◆ DIRECTIVE
Tally the lines holding the string "местного" and reply with that number alone.

EXTRACTED RECORDS start

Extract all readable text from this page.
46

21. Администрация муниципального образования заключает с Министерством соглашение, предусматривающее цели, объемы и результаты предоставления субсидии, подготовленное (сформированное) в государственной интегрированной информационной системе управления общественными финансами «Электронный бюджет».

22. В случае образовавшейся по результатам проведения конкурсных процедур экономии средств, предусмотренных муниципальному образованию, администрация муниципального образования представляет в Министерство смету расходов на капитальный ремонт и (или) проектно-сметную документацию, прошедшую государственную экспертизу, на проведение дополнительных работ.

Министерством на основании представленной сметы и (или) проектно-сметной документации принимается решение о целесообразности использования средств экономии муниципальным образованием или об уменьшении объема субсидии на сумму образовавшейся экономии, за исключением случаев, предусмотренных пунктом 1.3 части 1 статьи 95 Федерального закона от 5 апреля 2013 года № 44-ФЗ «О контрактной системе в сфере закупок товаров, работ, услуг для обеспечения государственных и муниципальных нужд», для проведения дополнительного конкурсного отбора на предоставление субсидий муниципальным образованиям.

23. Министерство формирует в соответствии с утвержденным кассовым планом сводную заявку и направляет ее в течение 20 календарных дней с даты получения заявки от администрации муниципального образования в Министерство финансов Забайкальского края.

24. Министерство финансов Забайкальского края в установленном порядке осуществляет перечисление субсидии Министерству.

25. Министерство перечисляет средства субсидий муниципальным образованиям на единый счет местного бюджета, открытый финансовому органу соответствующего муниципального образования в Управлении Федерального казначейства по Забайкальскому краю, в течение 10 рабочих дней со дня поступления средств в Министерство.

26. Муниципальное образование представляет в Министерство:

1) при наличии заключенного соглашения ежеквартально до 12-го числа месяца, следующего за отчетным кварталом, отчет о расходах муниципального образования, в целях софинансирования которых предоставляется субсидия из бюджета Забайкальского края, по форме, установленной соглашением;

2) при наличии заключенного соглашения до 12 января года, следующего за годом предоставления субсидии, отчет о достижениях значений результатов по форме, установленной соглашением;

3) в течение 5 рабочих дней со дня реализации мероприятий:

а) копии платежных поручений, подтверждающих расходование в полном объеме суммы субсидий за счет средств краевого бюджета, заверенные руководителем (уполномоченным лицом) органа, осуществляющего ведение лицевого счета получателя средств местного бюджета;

EXTRACTED RECORDS end

◆ ANSWER TO THIS EXERCISE
2